§ Problem to work on
Count how many lines in this material contain "name". The answer is that number alone.
++++ Supplied data ++++
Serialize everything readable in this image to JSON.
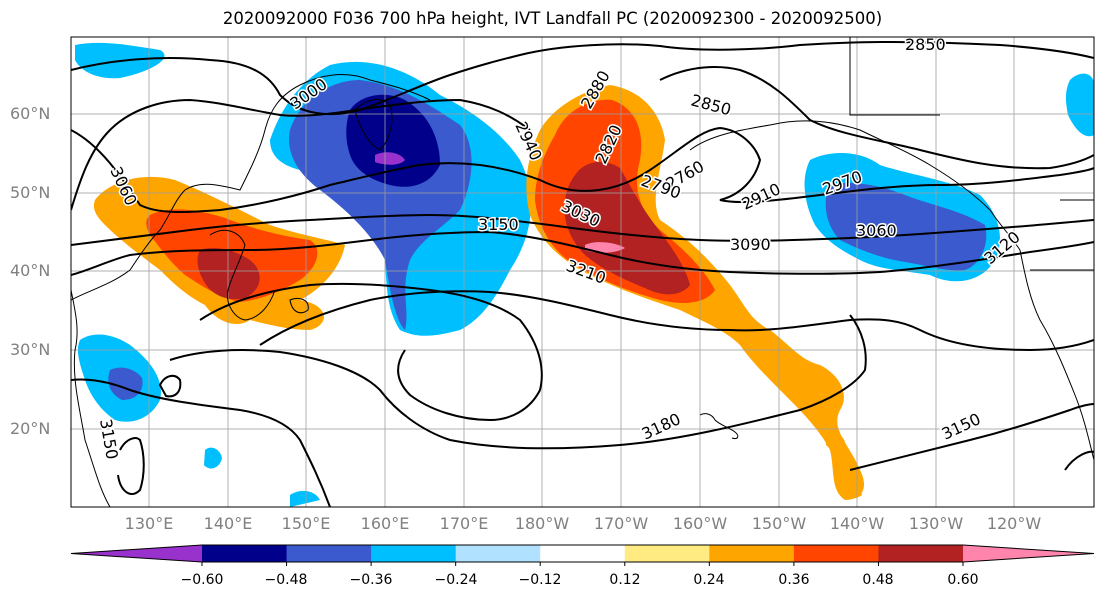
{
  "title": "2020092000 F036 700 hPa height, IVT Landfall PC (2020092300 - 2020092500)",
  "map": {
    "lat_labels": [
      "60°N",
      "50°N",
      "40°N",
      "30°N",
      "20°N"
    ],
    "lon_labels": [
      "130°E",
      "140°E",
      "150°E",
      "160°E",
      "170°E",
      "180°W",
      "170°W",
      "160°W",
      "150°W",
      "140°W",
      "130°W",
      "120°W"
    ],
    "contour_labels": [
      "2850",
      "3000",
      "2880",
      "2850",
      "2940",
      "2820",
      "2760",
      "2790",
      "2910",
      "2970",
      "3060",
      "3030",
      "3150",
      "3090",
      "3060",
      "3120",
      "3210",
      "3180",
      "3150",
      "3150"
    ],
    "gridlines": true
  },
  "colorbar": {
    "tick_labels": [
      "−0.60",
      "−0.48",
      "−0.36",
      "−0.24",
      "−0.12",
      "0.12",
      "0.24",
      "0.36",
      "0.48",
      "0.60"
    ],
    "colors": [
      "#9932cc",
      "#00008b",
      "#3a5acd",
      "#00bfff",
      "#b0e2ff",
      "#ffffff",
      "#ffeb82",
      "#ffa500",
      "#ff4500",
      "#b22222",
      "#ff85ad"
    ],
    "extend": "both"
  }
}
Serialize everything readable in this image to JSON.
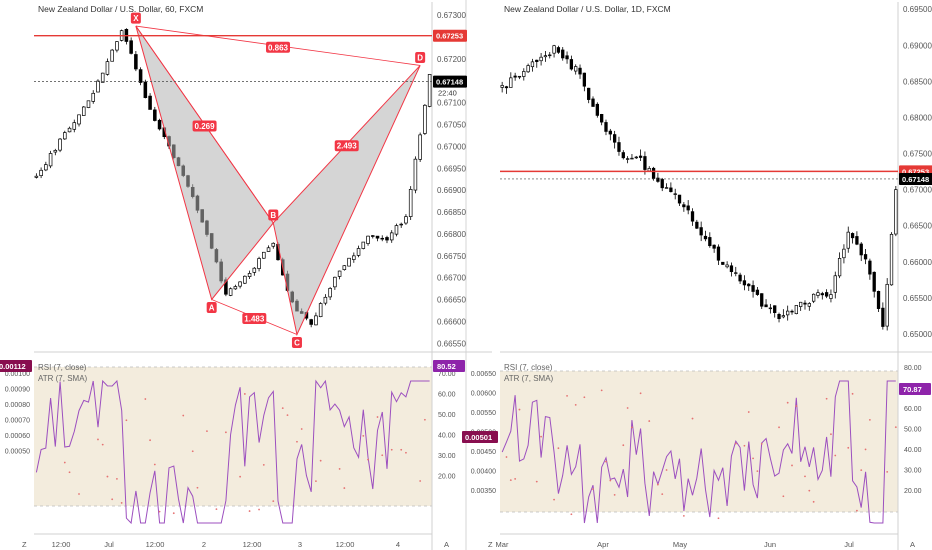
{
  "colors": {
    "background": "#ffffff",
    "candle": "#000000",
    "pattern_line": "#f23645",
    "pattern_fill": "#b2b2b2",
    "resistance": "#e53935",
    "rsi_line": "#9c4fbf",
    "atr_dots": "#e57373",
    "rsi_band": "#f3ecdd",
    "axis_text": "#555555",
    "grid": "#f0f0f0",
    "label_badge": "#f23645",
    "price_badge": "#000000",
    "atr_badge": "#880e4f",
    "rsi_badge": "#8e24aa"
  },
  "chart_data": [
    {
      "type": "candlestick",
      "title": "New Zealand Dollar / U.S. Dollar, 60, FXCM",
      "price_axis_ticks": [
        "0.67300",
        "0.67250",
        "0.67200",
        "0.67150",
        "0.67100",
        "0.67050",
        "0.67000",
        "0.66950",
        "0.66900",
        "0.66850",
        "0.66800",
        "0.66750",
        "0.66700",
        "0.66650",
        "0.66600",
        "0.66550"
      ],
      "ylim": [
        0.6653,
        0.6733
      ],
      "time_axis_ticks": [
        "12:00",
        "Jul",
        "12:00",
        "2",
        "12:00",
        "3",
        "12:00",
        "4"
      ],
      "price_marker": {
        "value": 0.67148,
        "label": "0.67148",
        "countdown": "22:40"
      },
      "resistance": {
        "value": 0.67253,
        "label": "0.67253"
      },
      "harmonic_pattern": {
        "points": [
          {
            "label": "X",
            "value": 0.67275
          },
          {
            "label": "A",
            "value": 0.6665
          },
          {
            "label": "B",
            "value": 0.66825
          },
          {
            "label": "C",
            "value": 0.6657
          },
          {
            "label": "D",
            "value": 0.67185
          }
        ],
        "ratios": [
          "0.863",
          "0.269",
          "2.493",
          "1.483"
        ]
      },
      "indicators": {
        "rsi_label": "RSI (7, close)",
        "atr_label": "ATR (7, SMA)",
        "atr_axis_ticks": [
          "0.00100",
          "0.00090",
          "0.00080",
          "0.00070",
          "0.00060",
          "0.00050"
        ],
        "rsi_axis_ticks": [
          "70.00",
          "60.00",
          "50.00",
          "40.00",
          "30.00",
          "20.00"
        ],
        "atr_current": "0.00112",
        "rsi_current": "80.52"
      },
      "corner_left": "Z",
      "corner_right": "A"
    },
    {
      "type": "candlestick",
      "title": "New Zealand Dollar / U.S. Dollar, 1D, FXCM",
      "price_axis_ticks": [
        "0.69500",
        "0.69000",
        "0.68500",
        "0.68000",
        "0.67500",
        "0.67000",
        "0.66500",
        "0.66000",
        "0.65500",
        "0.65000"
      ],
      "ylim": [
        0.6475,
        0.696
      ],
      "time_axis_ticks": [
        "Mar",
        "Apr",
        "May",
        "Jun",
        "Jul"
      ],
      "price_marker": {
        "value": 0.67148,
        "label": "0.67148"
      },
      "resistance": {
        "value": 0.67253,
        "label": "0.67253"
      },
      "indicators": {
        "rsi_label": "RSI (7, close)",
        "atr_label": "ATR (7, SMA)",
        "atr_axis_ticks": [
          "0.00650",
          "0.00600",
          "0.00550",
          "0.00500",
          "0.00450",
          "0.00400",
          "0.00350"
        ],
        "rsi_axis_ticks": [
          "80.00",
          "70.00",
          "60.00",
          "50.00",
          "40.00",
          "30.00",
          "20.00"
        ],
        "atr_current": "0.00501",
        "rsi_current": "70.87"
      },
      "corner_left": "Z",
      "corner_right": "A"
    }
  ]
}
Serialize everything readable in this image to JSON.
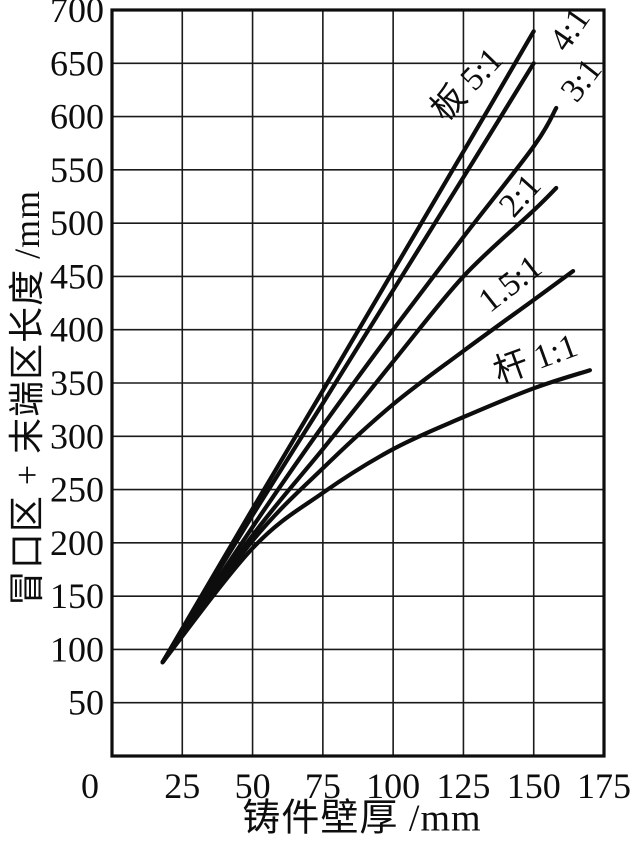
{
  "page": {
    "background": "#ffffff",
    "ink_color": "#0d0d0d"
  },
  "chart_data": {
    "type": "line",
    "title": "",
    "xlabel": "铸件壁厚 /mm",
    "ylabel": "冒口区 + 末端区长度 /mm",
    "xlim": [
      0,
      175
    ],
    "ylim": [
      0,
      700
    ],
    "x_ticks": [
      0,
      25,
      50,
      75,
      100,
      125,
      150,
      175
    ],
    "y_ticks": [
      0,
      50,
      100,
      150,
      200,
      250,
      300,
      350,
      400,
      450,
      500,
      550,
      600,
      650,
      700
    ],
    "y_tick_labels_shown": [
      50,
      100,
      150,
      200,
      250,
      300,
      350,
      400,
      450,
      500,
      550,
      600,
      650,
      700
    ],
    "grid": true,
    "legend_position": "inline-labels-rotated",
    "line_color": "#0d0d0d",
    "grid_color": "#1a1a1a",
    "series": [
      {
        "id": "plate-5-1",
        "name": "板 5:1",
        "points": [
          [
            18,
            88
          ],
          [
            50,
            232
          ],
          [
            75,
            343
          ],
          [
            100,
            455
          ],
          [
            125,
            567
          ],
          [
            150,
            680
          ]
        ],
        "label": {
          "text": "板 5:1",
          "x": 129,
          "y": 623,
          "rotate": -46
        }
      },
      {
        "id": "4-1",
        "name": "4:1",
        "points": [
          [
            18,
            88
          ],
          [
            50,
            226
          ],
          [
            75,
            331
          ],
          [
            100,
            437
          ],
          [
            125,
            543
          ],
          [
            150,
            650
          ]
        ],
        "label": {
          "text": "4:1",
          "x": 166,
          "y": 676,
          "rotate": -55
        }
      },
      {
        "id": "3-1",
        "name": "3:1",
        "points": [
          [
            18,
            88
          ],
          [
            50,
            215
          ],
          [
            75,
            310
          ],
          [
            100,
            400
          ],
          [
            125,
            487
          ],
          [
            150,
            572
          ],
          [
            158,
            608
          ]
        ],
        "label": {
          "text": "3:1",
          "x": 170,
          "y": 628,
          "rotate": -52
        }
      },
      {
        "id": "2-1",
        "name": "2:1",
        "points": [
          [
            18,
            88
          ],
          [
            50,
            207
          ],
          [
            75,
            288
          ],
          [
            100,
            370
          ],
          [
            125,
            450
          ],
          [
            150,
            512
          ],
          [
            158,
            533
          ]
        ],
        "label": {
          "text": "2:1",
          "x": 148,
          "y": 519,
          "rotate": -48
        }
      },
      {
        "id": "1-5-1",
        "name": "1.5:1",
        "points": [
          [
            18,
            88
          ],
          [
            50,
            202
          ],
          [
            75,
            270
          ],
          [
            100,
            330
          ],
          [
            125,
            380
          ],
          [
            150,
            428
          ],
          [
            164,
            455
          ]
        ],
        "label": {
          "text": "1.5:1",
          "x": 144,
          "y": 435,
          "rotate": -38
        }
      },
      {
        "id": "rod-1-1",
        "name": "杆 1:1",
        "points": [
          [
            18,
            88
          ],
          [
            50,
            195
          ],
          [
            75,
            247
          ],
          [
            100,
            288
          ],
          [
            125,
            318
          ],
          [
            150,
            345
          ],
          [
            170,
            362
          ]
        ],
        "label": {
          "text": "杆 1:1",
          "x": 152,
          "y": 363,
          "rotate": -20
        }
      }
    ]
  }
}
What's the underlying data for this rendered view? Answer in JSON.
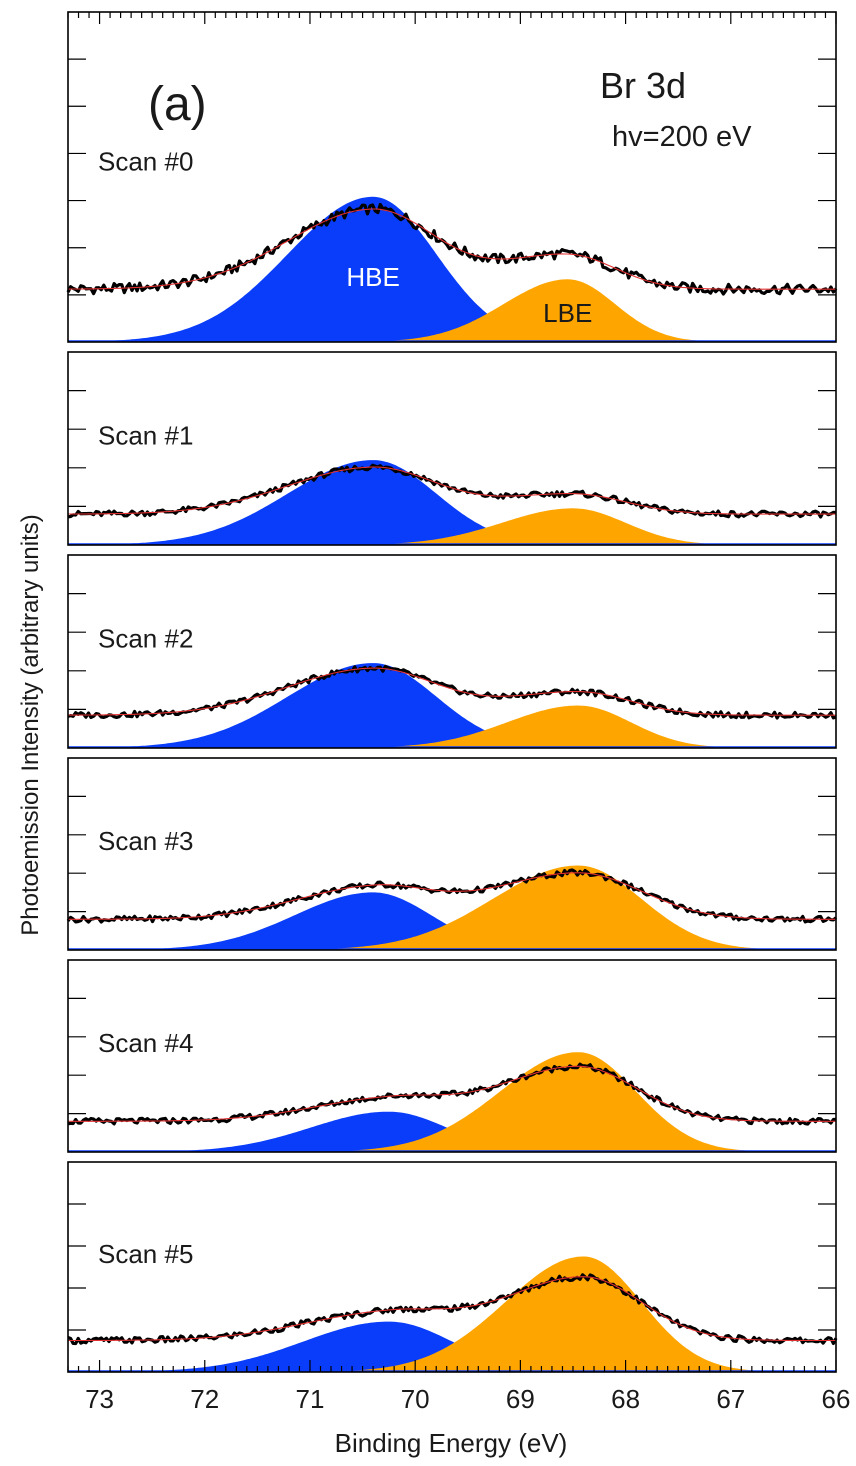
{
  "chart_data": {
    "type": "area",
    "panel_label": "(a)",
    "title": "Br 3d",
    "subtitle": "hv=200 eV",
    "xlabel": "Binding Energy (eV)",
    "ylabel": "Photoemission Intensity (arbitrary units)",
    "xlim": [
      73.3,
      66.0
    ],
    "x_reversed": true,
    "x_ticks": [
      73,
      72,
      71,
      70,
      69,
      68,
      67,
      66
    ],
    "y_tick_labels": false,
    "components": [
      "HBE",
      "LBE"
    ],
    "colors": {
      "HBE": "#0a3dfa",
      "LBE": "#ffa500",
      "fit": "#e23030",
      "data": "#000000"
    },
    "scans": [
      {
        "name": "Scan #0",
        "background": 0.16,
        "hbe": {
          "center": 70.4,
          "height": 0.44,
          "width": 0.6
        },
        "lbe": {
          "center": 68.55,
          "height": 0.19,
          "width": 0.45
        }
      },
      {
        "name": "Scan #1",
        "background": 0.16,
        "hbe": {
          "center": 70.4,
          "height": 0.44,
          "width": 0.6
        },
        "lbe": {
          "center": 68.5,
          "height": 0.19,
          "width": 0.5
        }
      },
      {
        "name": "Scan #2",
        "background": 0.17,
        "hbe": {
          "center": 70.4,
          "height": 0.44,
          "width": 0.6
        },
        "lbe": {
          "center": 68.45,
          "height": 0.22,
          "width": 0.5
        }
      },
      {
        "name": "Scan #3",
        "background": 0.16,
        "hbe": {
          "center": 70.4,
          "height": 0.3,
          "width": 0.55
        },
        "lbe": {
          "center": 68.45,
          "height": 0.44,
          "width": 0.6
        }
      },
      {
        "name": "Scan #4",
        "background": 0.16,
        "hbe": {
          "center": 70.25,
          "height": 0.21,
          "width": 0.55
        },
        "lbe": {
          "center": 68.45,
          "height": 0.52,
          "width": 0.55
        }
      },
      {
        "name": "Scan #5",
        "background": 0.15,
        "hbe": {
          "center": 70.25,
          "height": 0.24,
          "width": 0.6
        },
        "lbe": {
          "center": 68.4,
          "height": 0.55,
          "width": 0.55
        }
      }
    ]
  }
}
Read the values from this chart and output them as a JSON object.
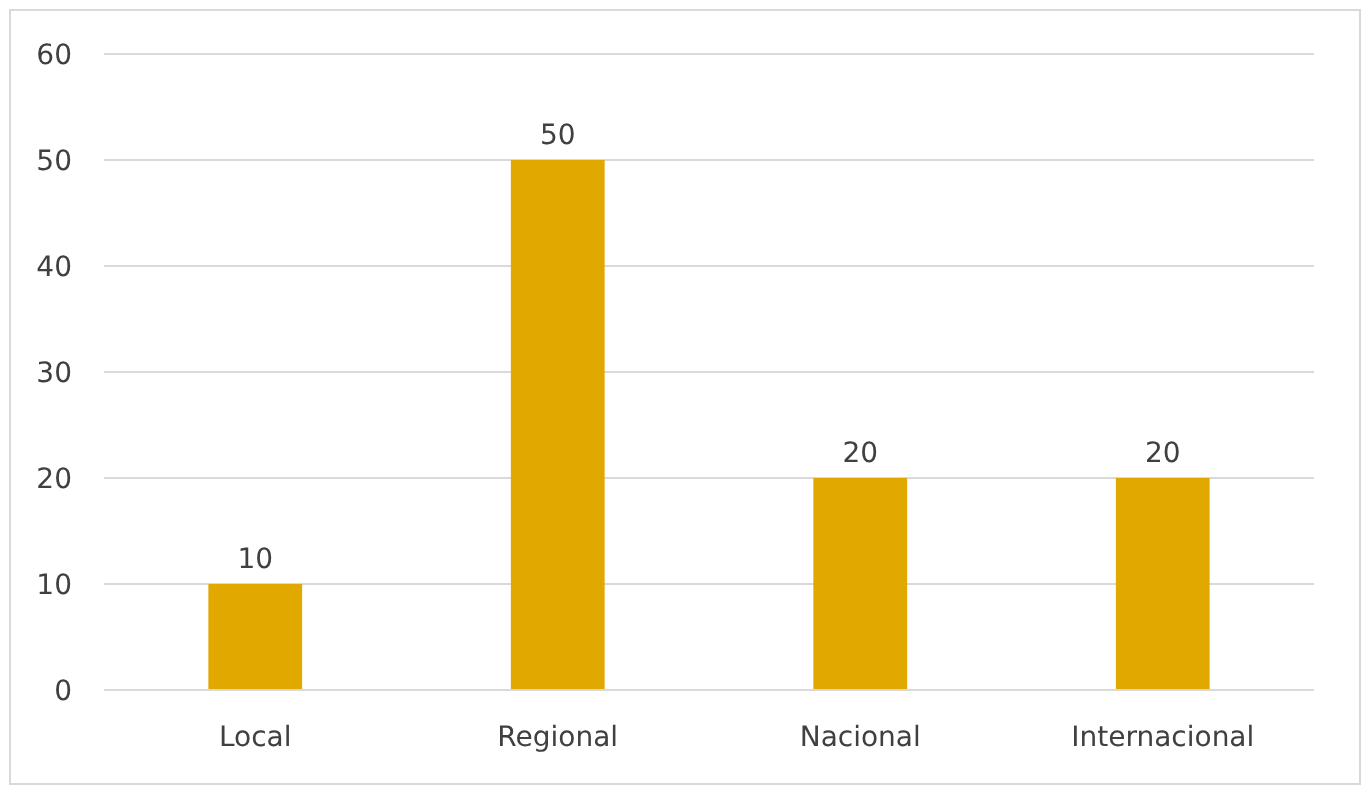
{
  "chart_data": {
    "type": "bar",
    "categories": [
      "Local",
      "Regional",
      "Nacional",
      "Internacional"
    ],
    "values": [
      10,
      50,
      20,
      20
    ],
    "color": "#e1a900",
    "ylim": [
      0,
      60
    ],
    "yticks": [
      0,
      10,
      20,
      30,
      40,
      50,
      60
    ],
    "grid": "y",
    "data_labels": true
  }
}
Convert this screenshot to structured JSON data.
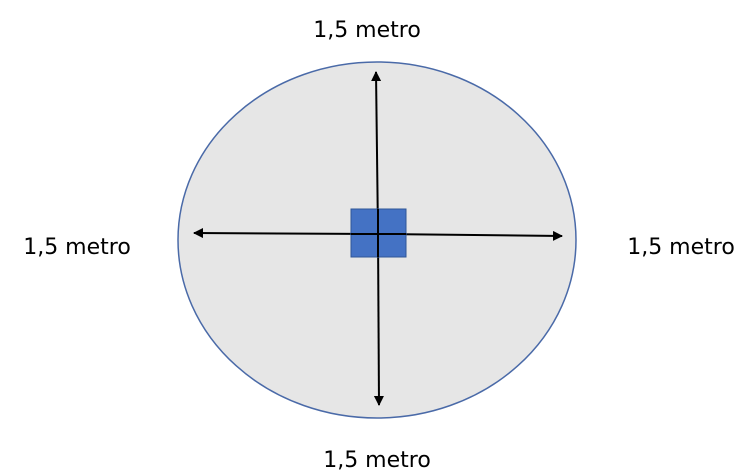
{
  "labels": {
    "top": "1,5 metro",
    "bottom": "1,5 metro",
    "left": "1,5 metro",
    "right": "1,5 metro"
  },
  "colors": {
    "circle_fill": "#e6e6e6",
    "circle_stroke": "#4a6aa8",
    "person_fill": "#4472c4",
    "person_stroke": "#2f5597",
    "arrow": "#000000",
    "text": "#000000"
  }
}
++++
§ Solved problem
12